- TRECHO FORNECIDO -
+ + + + +
P/2 - Isso. Fala que relação… é de trabalho? é do que a relação? Conceito memória.
R - De pesquisadora, sem dúvida nenhuma. Tem uma memória de ter morado aqui o tempo todo, então é uma vivência que eu tenho. Esse lugar não é desconectado da minha vida. Eu tomava metrô e durante a década de 80 inteira eu assistia a rebeliões, até o momento em que há uma rebelião que faz com que 111 pessoas sejam mortas. Isso é significativo, por causa da minha formação, então a que eu atribuo isso? À incompetência do Estado; é uma falta de política pública. É com isso que eu reflito junto aos alunos, por exemplo: um massacre não nasceu assim, ele não é uma ação isolada, ele é uma ausência de política pública de uma década e até hoje ele não está resolvido. E hoje, esse espaço ausente do Estado é ocupado pelas facções criminosas e há uma série de reflexões.
P/2 - Vocês fazem essa discussão aqui no curso?
R - Não; até certo ponto. Qual é a relação… Sim e não. A gente não atualizou essa discussão para o sistema, não nos importa a política pública carcerária, não é essa a história que nós contamos. Nós contamos da memória dessas pessoas aqui dentro. Sim, eles fazem reflexões, as mais diversas possíveis. A gente já teve um aluno aqui, inclusive hoje é formado em Direito - que fez o curso técnico antes disso, o Danilo - que reflete exatamente sobre isso: qual é a política pública para a área da segurança e da penitenciária durante a década de 80, para que aconteça em 92 esse… então, ele reflete profundamente sobre isso. Têm outros, por exemplo, que são projetos arquitetônicos; qual é o impacto da retirada dessa referência que é o presídio do Carandiru e a entrada de uma outra referência, que é um parque, com duas escolas, com biblioteca… que que é isso aqui na região. São várias reflexões.
+ + + + +
- LINHAS DE DADOS -
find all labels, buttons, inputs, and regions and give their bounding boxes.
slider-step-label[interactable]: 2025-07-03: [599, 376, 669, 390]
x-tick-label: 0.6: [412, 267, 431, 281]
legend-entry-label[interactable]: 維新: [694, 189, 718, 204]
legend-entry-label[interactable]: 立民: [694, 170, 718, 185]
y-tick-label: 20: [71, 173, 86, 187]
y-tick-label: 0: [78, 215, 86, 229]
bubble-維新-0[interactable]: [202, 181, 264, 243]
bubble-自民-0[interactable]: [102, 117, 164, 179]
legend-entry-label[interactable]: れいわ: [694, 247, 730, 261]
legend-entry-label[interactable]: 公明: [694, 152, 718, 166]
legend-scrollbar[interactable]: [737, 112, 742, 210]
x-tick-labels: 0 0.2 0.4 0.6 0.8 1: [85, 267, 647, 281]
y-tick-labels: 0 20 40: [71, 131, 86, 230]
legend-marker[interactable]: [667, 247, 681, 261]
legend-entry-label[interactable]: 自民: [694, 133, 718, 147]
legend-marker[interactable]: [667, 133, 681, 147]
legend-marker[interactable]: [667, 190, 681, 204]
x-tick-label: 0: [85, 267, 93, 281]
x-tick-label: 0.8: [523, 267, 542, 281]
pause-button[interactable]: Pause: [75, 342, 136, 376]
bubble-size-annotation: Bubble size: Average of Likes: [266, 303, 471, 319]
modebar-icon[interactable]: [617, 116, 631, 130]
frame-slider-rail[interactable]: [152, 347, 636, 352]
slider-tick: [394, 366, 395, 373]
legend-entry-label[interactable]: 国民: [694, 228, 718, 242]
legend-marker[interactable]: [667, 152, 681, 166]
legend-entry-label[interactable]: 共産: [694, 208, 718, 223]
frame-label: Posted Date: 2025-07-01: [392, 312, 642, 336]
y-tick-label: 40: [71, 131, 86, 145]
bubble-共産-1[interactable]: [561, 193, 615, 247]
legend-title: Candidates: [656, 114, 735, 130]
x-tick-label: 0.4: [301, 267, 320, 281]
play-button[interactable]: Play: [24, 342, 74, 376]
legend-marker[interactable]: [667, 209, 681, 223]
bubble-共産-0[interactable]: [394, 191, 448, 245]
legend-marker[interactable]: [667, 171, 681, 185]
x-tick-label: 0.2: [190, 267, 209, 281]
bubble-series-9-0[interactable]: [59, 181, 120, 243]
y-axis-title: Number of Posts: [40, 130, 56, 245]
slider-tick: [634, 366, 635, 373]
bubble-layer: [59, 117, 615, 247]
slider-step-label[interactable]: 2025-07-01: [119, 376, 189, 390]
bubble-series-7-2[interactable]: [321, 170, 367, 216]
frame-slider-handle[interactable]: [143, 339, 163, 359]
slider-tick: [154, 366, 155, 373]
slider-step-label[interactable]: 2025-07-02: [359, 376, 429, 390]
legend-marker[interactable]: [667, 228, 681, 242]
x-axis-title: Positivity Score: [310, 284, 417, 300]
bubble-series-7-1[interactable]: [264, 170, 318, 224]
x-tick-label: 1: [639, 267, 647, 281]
+ + + + +
- TAREFA SOLICITADA -
Escreva a continuação da entrevista sobre a memória do presídio do Carandiru, começando logo após a última frase dela.

- RESPOSTA DA TAREFA -
P/2 - O curso faz essas reflexões?
R - Eles fazem, e a gente orienta. Nunca é uma coisa determinada, "olha, você vai fazer uma pesquisa sobre o bairro do Carandiru". Eles veem e eles... Às vezes, a gente até orienta, por exemplo, agora a gente vai apresentar algumas propostas, porque isso acontece também muito no curso. São museus, ou iniciativas, ou processos museológicos que nos procuram e falam: “olha, será que não dava para os alunos virem aqui e participarem?”. É bom para os alunos, a gente reconhece isso, e ótimo para essas instituições. Às vezes, são incipientes, às vezes é o Museu da Casa Brasileira, o Museu da Imigração. Toda hora a gente tem gente grande e gente pequena. Do ponto de vista de poder, mesmo.
P/2 - Cecília, você como coordenadora… Você hoje é coordenadora...
R - Sou.
P/2 - Você propõe - completando um pouco isso que você está falando -, você propõe que no curso de Museologia tenha sempre um trabalho relativo ao centro Memória Carandiru?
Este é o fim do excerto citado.